(Exercise details) Only the lines from the one holding "Read all visible content and emit it as JSON." to the end should be retyped, exactly, with both ends included and no pictures.

[Extracted records]
————

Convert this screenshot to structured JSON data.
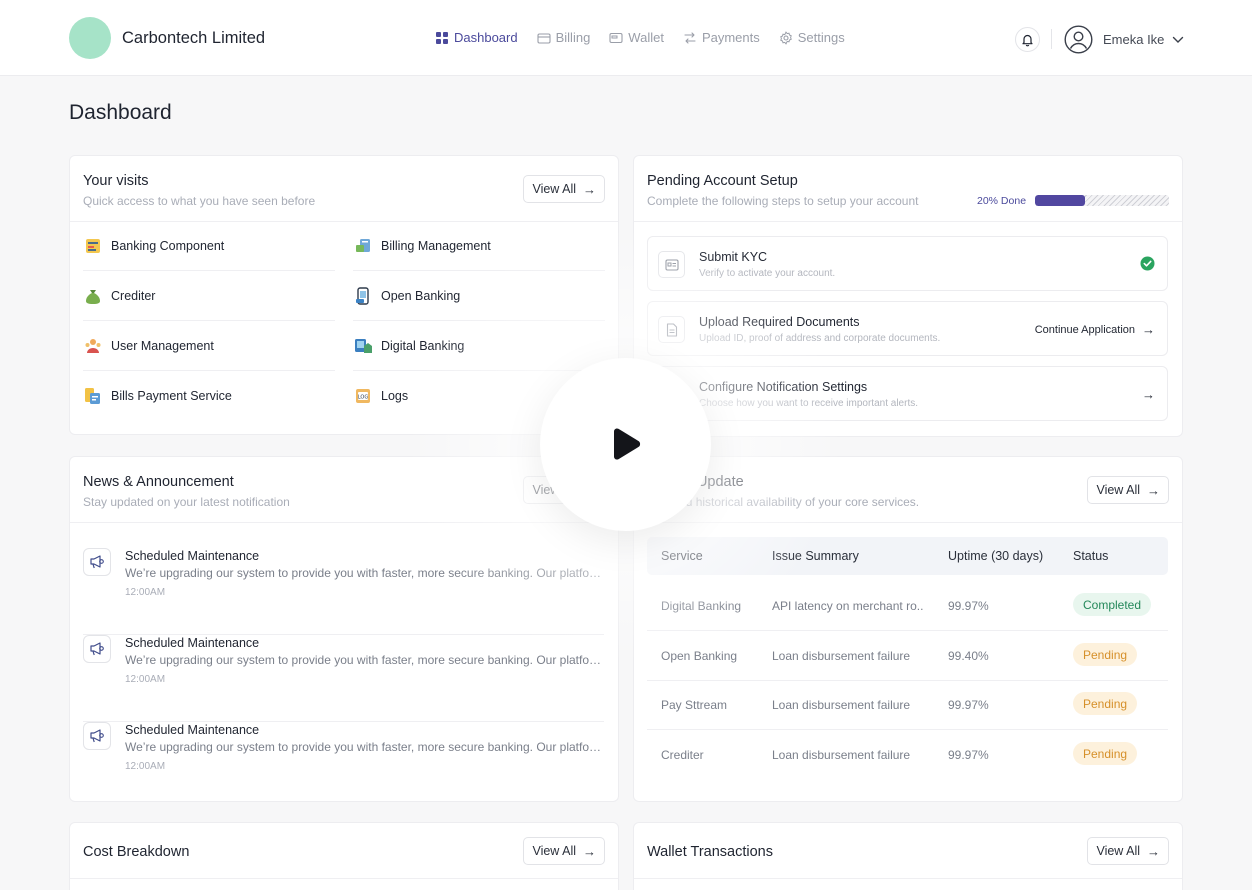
{
  "header": {
    "company": "Carbontech Limited",
    "nav": [
      {
        "label": "Dashboard",
        "icon": "grid-icon",
        "active": true
      },
      {
        "label": "Billing",
        "icon": "card-icon",
        "active": false
      },
      {
        "label": "Wallet",
        "icon": "wallet-icon",
        "active": false
      },
      {
        "label": "Payments",
        "icon": "transfer-icon",
        "active": false
      },
      {
        "label": "Settings",
        "icon": "gear-icon",
        "active": false
      }
    ],
    "user_name": "Emeka Ike"
  },
  "page": {
    "title": "Dashboard"
  },
  "visits": {
    "title": "Your visits",
    "subtitle": "Quick access to what you have seen before",
    "view_all": "View All",
    "items": [
      {
        "label": "Banking Component"
      },
      {
        "label": "Billing Management"
      },
      {
        "label": "Crediter"
      },
      {
        "label": "Open Banking"
      },
      {
        "label": "User Management"
      },
      {
        "label": "Digital Banking"
      },
      {
        "label": "Bills Payment Service"
      },
      {
        "label": "Logs"
      }
    ]
  },
  "setup": {
    "title": "Pending Account Setup",
    "subtitle": "Complete the following steps to setup your account",
    "progress_label": "20% Done",
    "progress_value": 0.37,
    "steps": [
      {
        "title": "Submit KYC",
        "desc": "Verify to activate your account.",
        "action": ""
      },
      {
        "title": "Upload Required Documents",
        "desc": "Upload ID, proof of address and corporate documents.",
        "action": "Continue Application"
      },
      {
        "title": "Configure Notification Settings",
        "desc": "Choose how you want to receive important alerts.",
        "action": ""
      }
    ]
  },
  "news": {
    "title": "News & Announcement",
    "subtitle": "Stay updated on your latest notification",
    "view_all": "View All",
    "items": [
      {
        "title": "Scheduled Maintenance",
        "body": "We’re upgrading our system to provide you with faster, more secure banking. Our platform will be briefly unavailable during the scheduled window.",
        "time": "12:00AM"
      },
      {
        "title": "Scheduled Maintenance",
        "body": "We’re upgrading our system to provide you with faster, more secure banking. Our platform will be briefly unavailable during the scheduled window.",
        "time": "12:00AM"
      },
      {
        "title": "Scheduled Maintenance",
        "body": "We’re upgrading our system to provide you with faster, more secure banking. Our platform will be briefly unavailable during the scheduled window.",
        "time": "12:00AM"
      }
    ]
  },
  "uptime": {
    "title": "Uptime Update",
    "subtitle": "Live and historical availability of your core services.",
    "view_all": "View All",
    "columns": [
      "Service",
      "Issue Summary",
      "Uptime (30 days)",
      "Status"
    ],
    "rows": [
      {
        "service": "Digital Banking",
        "issue": "API latency on merchant ro..",
        "uptime": "99.97%",
        "status": "Completed",
        "kind": "ok"
      },
      {
        "service": "Open Banking",
        "issue": "Loan disbursement failure",
        "uptime": "99.40%",
        "status": "Pending",
        "kind": "pend"
      },
      {
        "service": "Pay Sttream",
        "issue": "Loan disbursement failure",
        "uptime": "99.97%",
        "status": "Pending",
        "kind": "pend"
      },
      {
        "service": "Crediter",
        "issue": "Loan disbursement failure",
        "uptime": "99.97%",
        "status": "Pending",
        "kind": "pend"
      }
    ]
  },
  "cost": {
    "title": "Cost Breakdown",
    "view_all": "View All"
  },
  "wallet_tx": {
    "title": "Wallet Transactions",
    "view_all": "View All"
  },
  "colors": {
    "accent": "#4b4a9c",
    "progress": "#5147a0",
    "success": "#24885a",
    "warning": "#d6902a"
  }
}
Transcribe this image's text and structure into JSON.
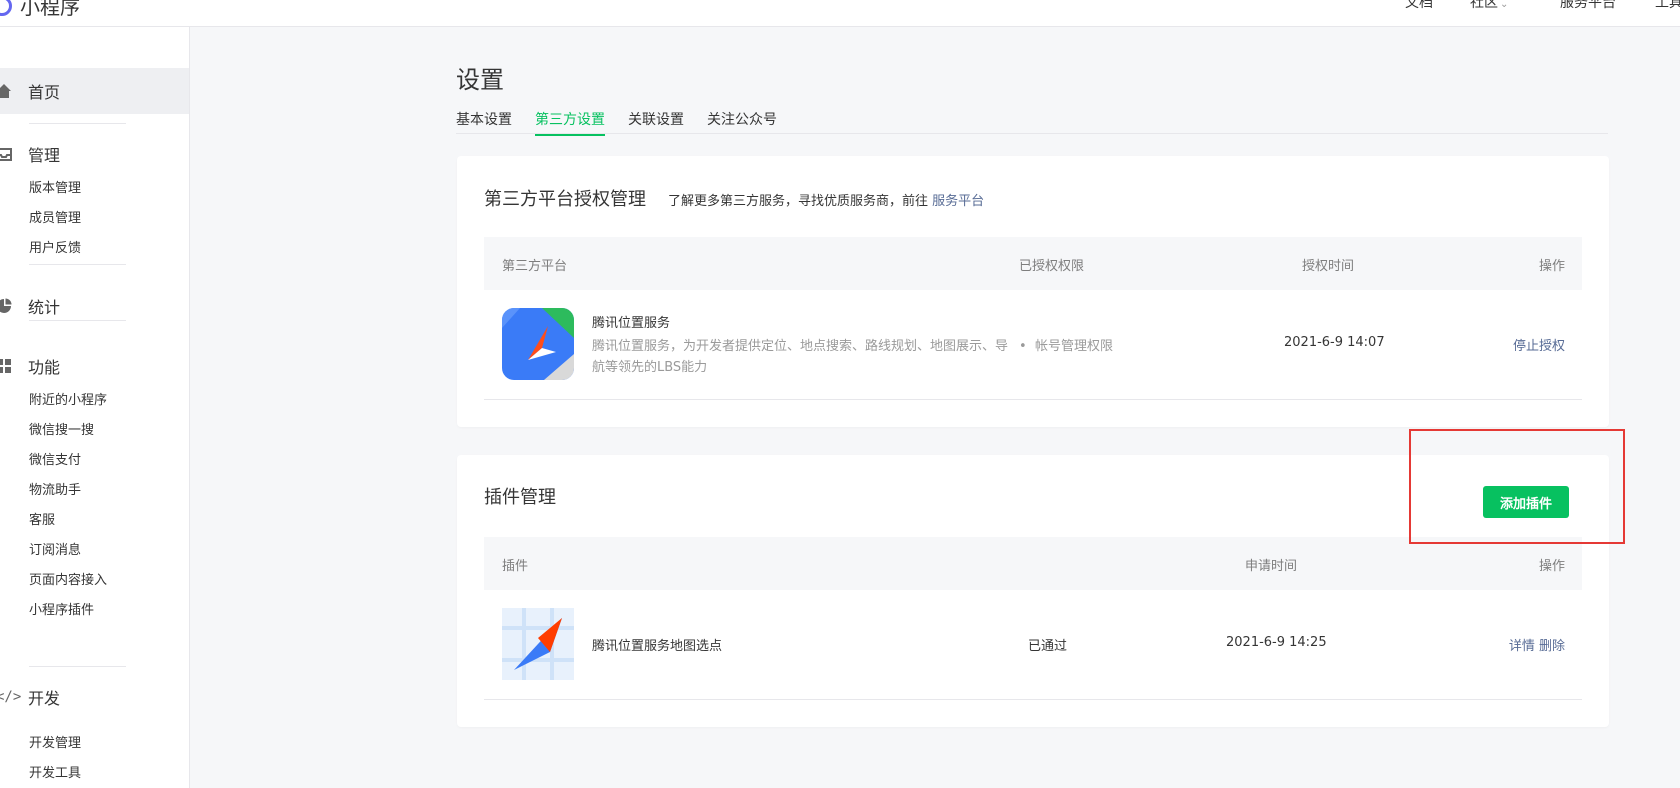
{
  "header": {
    "logo_text": "小程序",
    "nav": {
      "docs": "文档",
      "community": "社区",
      "service": "服务平台",
      "tools": "工具"
    }
  },
  "sidebar": {
    "home": "首页",
    "manage": "管理",
    "manage_items": [
      "版本管理",
      "成员管理",
      "用户反馈"
    ],
    "stats": "统计",
    "features": "功能",
    "feature_items": [
      "附近的小程序",
      "微信搜一搜",
      "微信支付",
      "物流助手",
      "客服",
      "订阅消息",
      "页面内容接入",
      "小程序插件"
    ],
    "develop": "开发",
    "develop_items": [
      "开发管理",
      "开发工具"
    ]
  },
  "page": {
    "title": "设置",
    "tabs": [
      "基本设置",
      "第三方设置",
      "关联设置",
      "关注公众号"
    ],
    "active_tab": "第三方设置"
  },
  "third_party": {
    "title": "第三方平台授权管理",
    "desc": "了解更多第三方服务，寻找优质服务商，前往",
    "desc_link": "服务平台",
    "columns": [
      "第三方平台",
      "已授权权限",
      "授权时间",
      "操作"
    ],
    "rows": [
      {
        "name": "腾讯位置服务",
        "desc_line1": "腾讯位置服务，为开发者提供定位、地点搜索、路线规划、地图展示、导",
        "desc_line2": "航等领先的LBS能力",
        "permission": "帐号管理权限",
        "time": "2021-6-9 14:07",
        "action": "停止授权"
      }
    ]
  },
  "plugins": {
    "title": "插件管理",
    "add_button": "添加插件",
    "columns": [
      "插件",
      "申请时间",
      "操作"
    ],
    "rows": [
      {
        "name": "腾讯位置服务地图选点",
        "status": "已通过",
        "time": "2021-6-9 14:25",
        "action_detail": "详情",
        "action_delete": "删除"
      }
    ]
  },
  "colors": {
    "accent": "#07c160",
    "link": "#576b95",
    "highlight": "#e53935"
  }
}
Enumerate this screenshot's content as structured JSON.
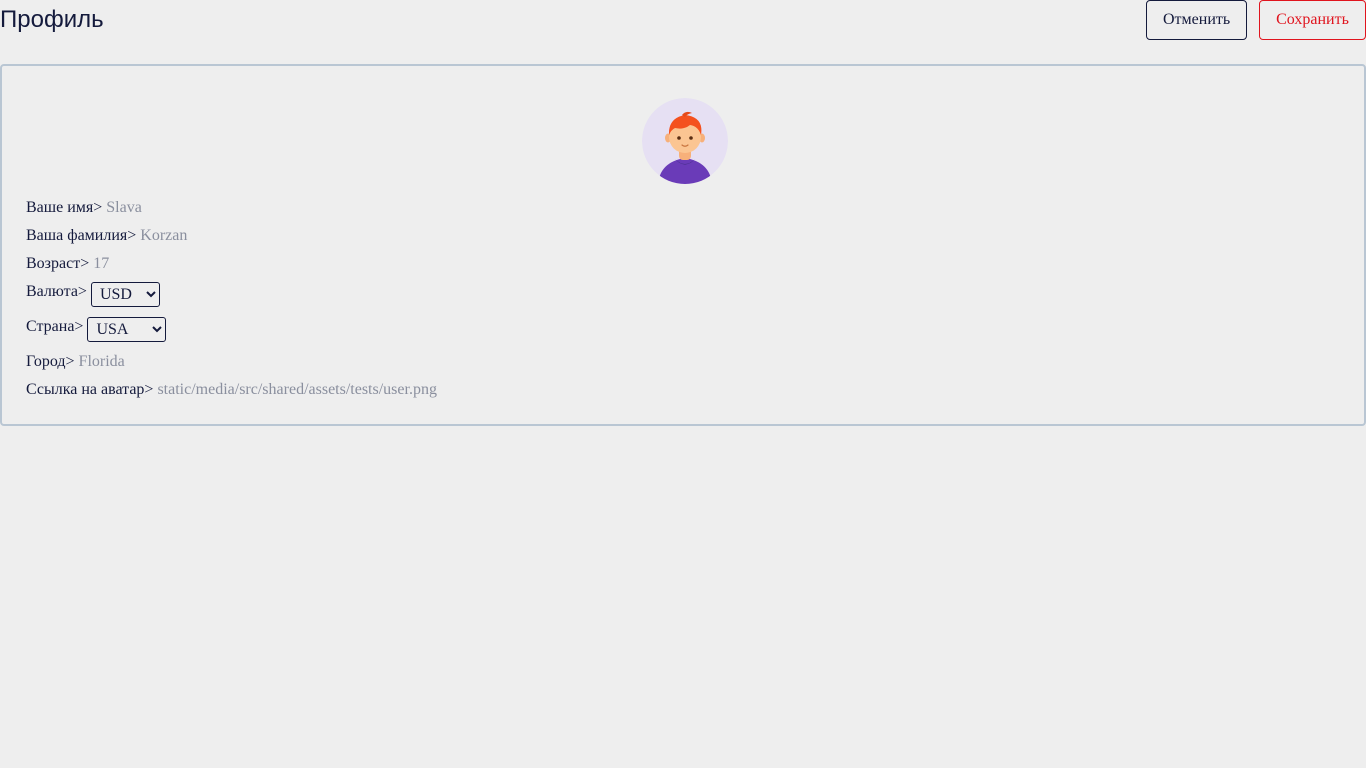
{
  "header": {
    "title": "Профиль",
    "cancel_label": "Отменить",
    "save_label": "Сохранить"
  },
  "profile": {
    "avatar_icon": "user-avatar-icon",
    "fields": {
      "first_name": {
        "label": "Ваше имя>",
        "value": "Slava"
      },
      "last_name": {
        "label": "Ваша фамилия>",
        "value": "Korzan"
      },
      "age": {
        "label": "Возраст>",
        "value": "17"
      },
      "currency": {
        "label": "Валюта>",
        "selected": "USD"
      },
      "country": {
        "label": "Страна>",
        "selected": "USA"
      },
      "city": {
        "label": "Город>",
        "value": "Florida"
      },
      "avatar_link": {
        "label": "Ссылка на аватар>",
        "value": "static/media/src/shared/assets/tests/user.png"
      }
    }
  },
  "colors": {
    "background": "#eeeeee",
    "primary_text": "#141a3c",
    "secondary_text": "#8a8f9e",
    "danger": "#e0141e",
    "card_border": "#b9c6d3"
  }
}
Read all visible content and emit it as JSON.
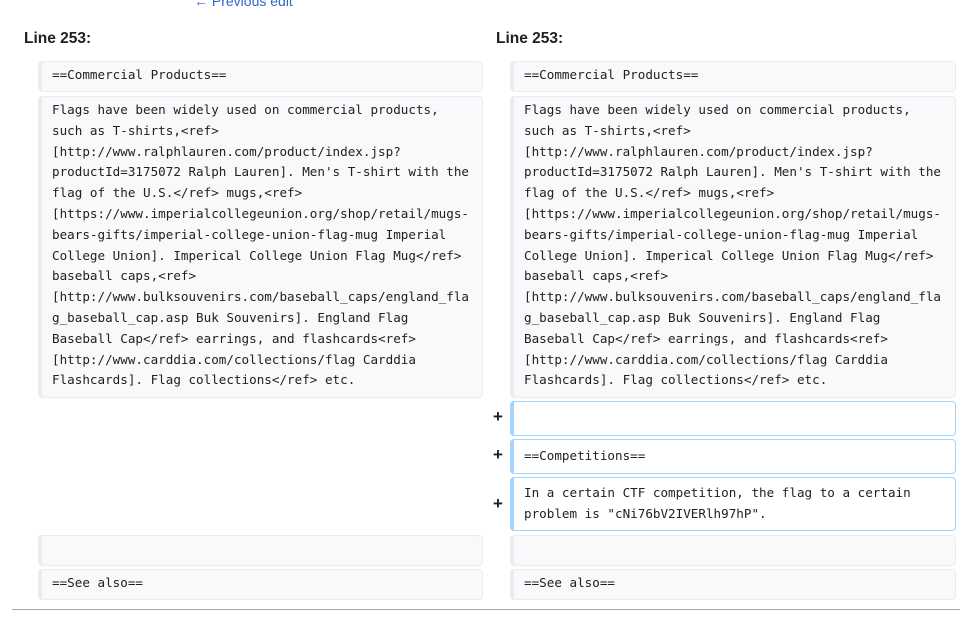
{
  "nav": {
    "previous_edit": "← Previous edit"
  },
  "left": {
    "header": "Line 253:",
    "rows": [
      "==Commercial Products==",
      "Flags have been widely used on commercial products, such as T-shirts,<ref>[http://www.ralphlauren.com/product/index.jsp?productId=3175072 Ralph Lauren]. Men's T-shirt with the flag of the U.S.</ref> mugs,<ref>[https://www.imperialcollegeunion.org/shop/retail/mugs-bears-gifts/imperial-college-union-flag-mug Imperial College Union]. Imperical College Union Flag Mug</ref> baseball caps,<ref>[http://www.bulksouvenirs.com/baseball_caps/england_flag_baseball_cap.asp Buk Souvenirs]. England Flag Baseball Cap</ref> earrings, and flashcards<ref>[http://www.carddia.com/collections/flag Carddia Flashcards]. Flag collections</ref> etc.",
      "",
      "==See also=="
    ]
  },
  "right": {
    "header": "Line 253:",
    "rows": [
      "==Commercial Products==",
      "Flags have been widely used on commercial products, such as T-shirts,<ref>[http://www.ralphlauren.com/product/index.jsp?productId=3175072 Ralph Lauren]. Men's T-shirt with the flag of the U.S.</ref> mugs,<ref>[https://www.imperialcollegeunion.org/shop/retail/mugs-bears-gifts/imperial-college-union-flag-mug Imperial College Union]. Imperical College Union Flag Mug</ref> baseball caps,<ref>[http://www.bulksouvenirs.com/baseball_caps/england_flag_baseball_cap.asp Buk Souvenirs]. England Flag Baseball Cap</ref> earrings, and flashcards<ref>[http://www.carddia.com/collections/flag Carddia Flashcards]. Flag collections</ref> etc.",
      "",
      "==See also=="
    ]
  },
  "added": {
    "marker": "+",
    "lines": [
      "",
      "==Competitions==",
      "In a certain CTF competition, the flag to a certain problem is \"cNi76bV2IVERlh97hP\"."
    ]
  },
  "colors": {
    "link": "#3366cc",
    "context_bg": "#f8f9fa",
    "context_border": "#eaecf0",
    "added_border": "#a3d3ff"
  }
}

————

(Answer below)
Read all visible content and emit it as JSON.
{
  "nav": {
    "previous_edit": "← Previous edit"
  },
  "left": {
    "header": "Line 253:",
    "rows": [
      "==Commercial Products==",
      "Flags have been widely used on commercial products, such as T-shirts,<ref>[http://www.ralphlauren.com/product/index.jsp?productId=3175072 Ralph Lauren]. Men's T-shirt with the flag of the U.S.</ref> mugs,<ref>[https://www.imperialcollegeunion.org/shop/retail/mugs-bears-gifts/imperial-college-union-flag-mug Imperial College Union]. Imperical College Union Flag Mug</ref> baseball caps,<ref>[http://www.bulksouvenirs.com/baseball_caps/england_flag_baseball_cap.asp Buk Souvenirs]. England Flag Baseball Cap</ref> earrings, and flashcards<ref>[http://www.carddia.com/collections/flag Carddia Flashcards]. Flag collections</ref> etc.",
      "",
      "==See also=="
    ]
  },
  "right": {
    "header": "Line 253:",
    "rows": [
      "==Commercial Products==",
      "Flags have been widely used on commercial products, such as T-shirts,<ref>[http://www.ralphlauren.com/product/index.jsp?productId=3175072 Ralph Lauren]. Men's T-shirt with the flag of the U.S.</ref> mugs,<ref>[https://www.imperialcollegeunion.org/shop/retail/mugs-bears-gifts/imperial-college-union-flag-mug Imperial College Union]. Imperical College Union Flag Mug</ref> baseball caps,<ref>[http://www.bulksouvenirs.com/baseball_caps/england_flag_baseball_cap.asp Buk Souvenirs]. England Flag Baseball Cap</ref> earrings, and flashcards<ref>[http://www.carddia.com/collections/flag Carddia Flashcards]. Flag collections</ref> etc.",
      "",
      "==See also=="
    ]
  },
  "added": {
    "marker": "+",
    "lines": [
      "",
      "==Competitions==",
      "In a certain CTF competition, the flag to a certain problem is \"cNi76bV2IVERlh97hP\"."
    ]
  },
  "colors": {
    "link": "#3366cc",
    "context_bg": "#f8f9fa",
    "context_border": "#eaecf0",
    "added_border": "#a3d3ff"
  }
}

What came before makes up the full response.